**WHAT YOU WILL DO**
Send each entry back exactly as given, pictures excluded.
##### DATA EXCERPTS
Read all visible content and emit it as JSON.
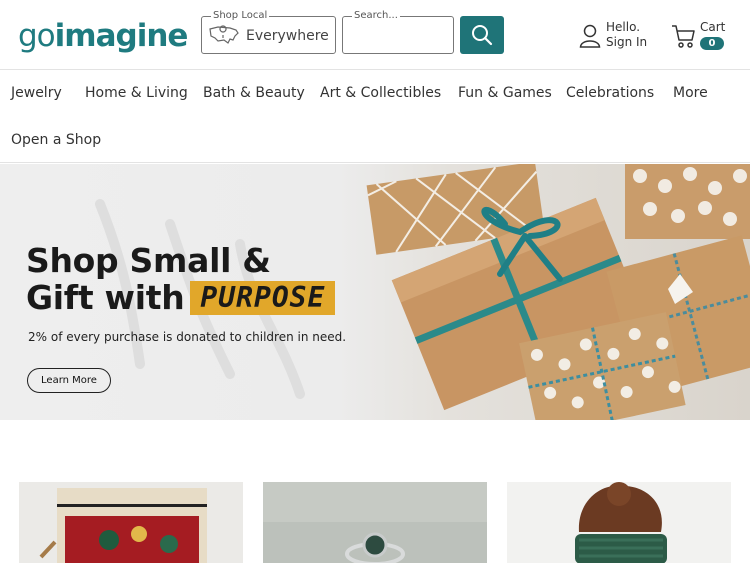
{
  "header": {
    "logo_go": "go",
    "logo_imagine": "imagine",
    "shop_local_legend": "Shop Local",
    "shop_local_value": "Everywhere",
    "search_legend": "Search...",
    "search_value": "",
    "signin_hello": "Hello.",
    "signin_label": "Sign In",
    "cart_label": "Cart",
    "cart_count": "0"
  },
  "nav": {
    "items": [
      "Jewelry",
      "Home & Living",
      "Bath & Beauty",
      "Art & Collectibles",
      "Fun & Games",
      "Celebrations",
      "More",
      "Open a Shop"
    ]
  },
  "hero": {
    "title_line1": "Shop Small &",
    "title_line2": "Gift with",
    "title_highlight": "PURPOSE",
    "subtitle": "2% of every purchase is donated to children in need.",
    "button": "Learn More"
  },
  "colors": {
    "brand": "#1f7478",
    "highlight": "#e1a72a"
  },
  "icons": [
    "usa-map-icon",
    "search-icon",
    "user-icon",
    "cart-icon"
  ]
}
##########
**RESPONSE**
Read all visible content and emit it as JSON.
{
  "header": {
    "logo_go": "go",
    "logo_imagine": "imagine",
    "shop_local_legend": "Shop Local",
    "shop_local_value": "Everywhere",
    "search_legend": "Search...",
    "search_value": "",
    "signin_hello": "Hello.",
    "signin_label": "Sign In",
    "cart_label": "Cart",
    "cart_count": "0"
  },
  "nav": {
    "items": [
      "Jewelry",
      "Home & Living",
      "Bath & Beauty",
      "Art & Collectibles",
      "Fun & Games",
      "Celebrations",
      "More",
      "Open a Shop"
    ]
  },
  "hero": {
    "title_line1": "Shop Small &",
    "title_line2": "Gift with",
    "title_highlight": "PURPOSE",
    "subtitle": "2% of every purchase is donated to children in need.",
    "button": "Learn More"
  },
  "colors": {
    "brand": "#1f7478",
    "highlight": "#e1a72a"
  },
  "icons": [
    "usa-map-icon",
    "search-icon",
    "user-icon",
    "cart-icon"
  ]
}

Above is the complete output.